*Records for processing*:
#####
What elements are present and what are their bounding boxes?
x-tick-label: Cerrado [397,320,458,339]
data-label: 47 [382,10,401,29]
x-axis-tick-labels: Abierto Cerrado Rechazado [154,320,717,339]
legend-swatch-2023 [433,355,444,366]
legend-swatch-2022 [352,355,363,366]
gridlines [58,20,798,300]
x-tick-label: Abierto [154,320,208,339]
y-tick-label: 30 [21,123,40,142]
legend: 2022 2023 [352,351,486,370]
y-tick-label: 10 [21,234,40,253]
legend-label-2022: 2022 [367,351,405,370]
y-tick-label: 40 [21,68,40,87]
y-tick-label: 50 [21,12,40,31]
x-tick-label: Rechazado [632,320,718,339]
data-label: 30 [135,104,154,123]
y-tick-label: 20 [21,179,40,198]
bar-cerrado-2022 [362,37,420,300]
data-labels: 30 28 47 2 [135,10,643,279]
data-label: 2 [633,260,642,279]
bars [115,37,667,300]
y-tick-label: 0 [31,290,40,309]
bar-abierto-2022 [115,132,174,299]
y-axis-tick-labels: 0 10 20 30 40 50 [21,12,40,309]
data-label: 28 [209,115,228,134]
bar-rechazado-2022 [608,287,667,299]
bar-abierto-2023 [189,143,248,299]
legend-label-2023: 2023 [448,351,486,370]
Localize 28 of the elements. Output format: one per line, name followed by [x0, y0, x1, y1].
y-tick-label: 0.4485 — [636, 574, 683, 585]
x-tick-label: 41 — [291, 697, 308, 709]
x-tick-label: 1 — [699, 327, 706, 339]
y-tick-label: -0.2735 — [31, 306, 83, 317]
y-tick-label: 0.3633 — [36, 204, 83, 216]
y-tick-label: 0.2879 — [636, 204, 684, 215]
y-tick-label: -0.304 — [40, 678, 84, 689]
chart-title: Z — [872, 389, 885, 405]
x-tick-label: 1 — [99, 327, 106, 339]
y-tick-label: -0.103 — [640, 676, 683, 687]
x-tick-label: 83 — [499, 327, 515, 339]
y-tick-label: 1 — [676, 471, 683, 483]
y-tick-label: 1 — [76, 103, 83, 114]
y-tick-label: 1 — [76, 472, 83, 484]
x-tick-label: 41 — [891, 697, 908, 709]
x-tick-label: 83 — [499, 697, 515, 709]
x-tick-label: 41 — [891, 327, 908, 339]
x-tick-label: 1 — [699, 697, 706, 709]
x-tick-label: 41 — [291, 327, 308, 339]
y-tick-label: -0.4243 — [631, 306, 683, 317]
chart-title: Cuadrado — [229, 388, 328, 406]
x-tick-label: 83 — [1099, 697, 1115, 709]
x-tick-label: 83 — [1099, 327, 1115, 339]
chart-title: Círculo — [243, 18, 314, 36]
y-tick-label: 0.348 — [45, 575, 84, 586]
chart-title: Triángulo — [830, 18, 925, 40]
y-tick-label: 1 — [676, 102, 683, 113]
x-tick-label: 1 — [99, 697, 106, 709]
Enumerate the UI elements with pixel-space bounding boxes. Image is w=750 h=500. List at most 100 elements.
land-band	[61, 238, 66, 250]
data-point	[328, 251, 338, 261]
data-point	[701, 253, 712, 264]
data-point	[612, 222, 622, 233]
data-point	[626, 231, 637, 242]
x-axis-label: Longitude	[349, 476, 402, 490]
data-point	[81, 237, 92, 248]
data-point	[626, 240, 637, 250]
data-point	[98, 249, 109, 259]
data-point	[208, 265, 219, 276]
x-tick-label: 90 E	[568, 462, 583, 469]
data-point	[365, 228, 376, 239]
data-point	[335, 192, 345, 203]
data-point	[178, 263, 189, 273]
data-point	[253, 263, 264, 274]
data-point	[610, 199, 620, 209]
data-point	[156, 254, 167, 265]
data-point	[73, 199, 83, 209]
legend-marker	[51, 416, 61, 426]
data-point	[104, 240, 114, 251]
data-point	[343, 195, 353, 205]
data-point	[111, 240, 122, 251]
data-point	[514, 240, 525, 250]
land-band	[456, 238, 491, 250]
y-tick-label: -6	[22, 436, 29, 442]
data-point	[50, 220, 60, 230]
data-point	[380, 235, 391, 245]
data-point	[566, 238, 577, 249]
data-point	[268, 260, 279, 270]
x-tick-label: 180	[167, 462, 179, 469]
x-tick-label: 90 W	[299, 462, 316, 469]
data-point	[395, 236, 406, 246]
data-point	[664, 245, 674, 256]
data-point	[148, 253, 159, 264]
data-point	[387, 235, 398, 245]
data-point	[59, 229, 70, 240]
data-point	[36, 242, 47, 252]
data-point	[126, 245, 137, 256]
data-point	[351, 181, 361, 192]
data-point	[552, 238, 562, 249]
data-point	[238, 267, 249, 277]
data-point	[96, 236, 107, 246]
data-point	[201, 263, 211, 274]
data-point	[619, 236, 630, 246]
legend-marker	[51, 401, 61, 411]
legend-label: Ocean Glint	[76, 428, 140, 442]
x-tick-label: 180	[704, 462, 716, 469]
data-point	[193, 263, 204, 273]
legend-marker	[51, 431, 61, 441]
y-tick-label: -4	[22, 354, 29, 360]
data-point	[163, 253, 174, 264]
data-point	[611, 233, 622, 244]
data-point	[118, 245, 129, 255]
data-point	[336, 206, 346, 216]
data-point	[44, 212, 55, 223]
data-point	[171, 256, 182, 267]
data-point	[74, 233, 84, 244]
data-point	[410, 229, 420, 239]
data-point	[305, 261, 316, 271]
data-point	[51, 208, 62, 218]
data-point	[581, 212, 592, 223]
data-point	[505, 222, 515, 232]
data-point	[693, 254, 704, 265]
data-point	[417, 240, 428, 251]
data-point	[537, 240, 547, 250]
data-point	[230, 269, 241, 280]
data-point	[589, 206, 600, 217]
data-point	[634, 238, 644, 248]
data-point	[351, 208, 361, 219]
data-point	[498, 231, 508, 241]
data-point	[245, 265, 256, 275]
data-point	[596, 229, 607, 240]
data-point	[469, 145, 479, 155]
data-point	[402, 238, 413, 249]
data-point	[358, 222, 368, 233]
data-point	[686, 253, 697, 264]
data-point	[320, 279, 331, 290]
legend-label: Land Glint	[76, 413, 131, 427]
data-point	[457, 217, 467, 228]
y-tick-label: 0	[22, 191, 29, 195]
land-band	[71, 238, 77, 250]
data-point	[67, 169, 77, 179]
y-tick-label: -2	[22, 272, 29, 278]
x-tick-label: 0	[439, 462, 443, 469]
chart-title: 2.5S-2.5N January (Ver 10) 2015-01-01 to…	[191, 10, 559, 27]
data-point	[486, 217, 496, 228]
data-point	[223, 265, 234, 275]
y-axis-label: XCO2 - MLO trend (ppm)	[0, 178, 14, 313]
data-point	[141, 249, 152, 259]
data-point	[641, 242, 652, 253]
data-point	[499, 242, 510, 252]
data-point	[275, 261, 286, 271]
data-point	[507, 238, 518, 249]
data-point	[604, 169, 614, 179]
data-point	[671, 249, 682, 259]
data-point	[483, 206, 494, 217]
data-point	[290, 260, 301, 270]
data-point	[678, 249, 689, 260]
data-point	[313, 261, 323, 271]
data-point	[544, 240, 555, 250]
#####
*The request*: Output as a JSON list of strings the lines starting at the first line and ending at the one that contains "x-tick-label: 1 — [99, 697, 106, 709]", one string per line, with blank lines left out.

*Result of the exercise*:
[
  "What elements are present and what are their bounding boxes?",
  "x-tick-label: Cerrado [397,320,458,339]",
  "data-label: 47 [382,10,401,29]",
  "x-axis-tick-labels: Abierto Cerrado Rechazado [154,320,717,339]",
  "legend-swatch-2023 [433,355,444,366]",
  "legend-swatch-2022 [352,355,363,366]",
  "gridlines [58,20,798,300]",
  "x-tick-label: Abierto [154,320,208,339]",
  "y-tick-label: 30 [21,123,40,142]",
  "legend: 2022 2023 [352,351,486,370]",
  "y-tick-label: 10 [21,234,40,253]",
  "legend-label-2022: 2022 [367,351,405,370]",
  "y-tick-label: 40 [21,68,40,87]",
  "y-tick-label: 50 [21,12,40,31]",
  "x-tick-label: Rechazado [632,320,718,339]",
  "data-label: 30 [135,104,154,123]",
  "y-tick-label: 20 [21,179,40,198]",
  "bar-cerrado-2022 [362,37,420,300]",
  "data-labels: 30 28 47 2 [135,10,643,279]",
  "data-label: 2 [633,260,642,279]",
  "bars [115,37,667,300]",
  "y-tick-label: 0 [31,290,40,309]",
  "bar-abierto-2022 [115,132,174,299]",
  "y-axis-tick-labels: 0 10 20 30 40 50 [21,12,40,309]",
  "data-label: 28 [209,115,228,134]",
  "bar-rechazado-2022 [608,287,667,299]",
  "bar-abierto-2023 [189,143,248,299]",
  "legend-label-2023: 2023 [448,351,486,370]",
  "Localize 28 of the elements. Output format: one per line, name followed by [x0, y0, x1, y1].",
  "y-tick-label: 0.4485 — [636, 574, 683, 585]",
  "x-tick-label: 41 — [291, 697, 308, 709]",
  "x-tick-label: 1 — [699, 327, 706, 339]",
  "y-tick-label: -0.2735 — [31, 306, 83, 317]",
  "y-tick-label: 0.3633 — [36, 204, 83, 216]",
  "y-tick-label: 0.2879 — [636, 204, 684, 215]",
  "y-tick-label: -0.304 — [40, 678, 84, 689]",
  "chart-title: Z — [872, 389, 885, 405]",
  "x-tick-label: 1 — [99, 327, 106, 339]",
  "y-tick-label: -0.103 — [640, 676, 683, 687]",
  "x-tick-label: 83 — [499, 327, 515, 339]",
  "y-tick-label: 1 — [676, 471, 683, 483]",
  "y-tick-label: 1 — [76, 103, 83, 114]",
  "y-tick-label: 1 — [76, 472, 83, 484]",
  "x-tick-label: 41 — [891, 697, 908, 709]",
  "x-tick-label: 83 — [499, 697, 515, 709]",
  "x-tick-label: 41 — [891, 327, 908, 339]",
  "x-tick-label: 1 — [699, 697, 706, 709]",
  "x-tick-label: 41 — [291, 327, 308, 339]",
  "y-tick-label: -0.4243 — [631, 306, 683, 317]",
  "chart-title: Cuadrado — [229, 388, 328, 406]",
  "x-tick-label: 83 — [1099, 697, 1115, 709]",
  "x-tick-label: 83 — [1099, 327, 1115, 339]",
  "chart-title: Círculo — [243, 18, 314, 36]",
  "y-tick-label: 0.348 — [45, 575, 84, 586]",
  "chart-title: Triángulo — [830, 18, 925, 40]",
  "y-tick-label: 1 — [676, 102, 683, 113]",
  "x-tick-label: 1 — [99, 697, 106, 709]"
]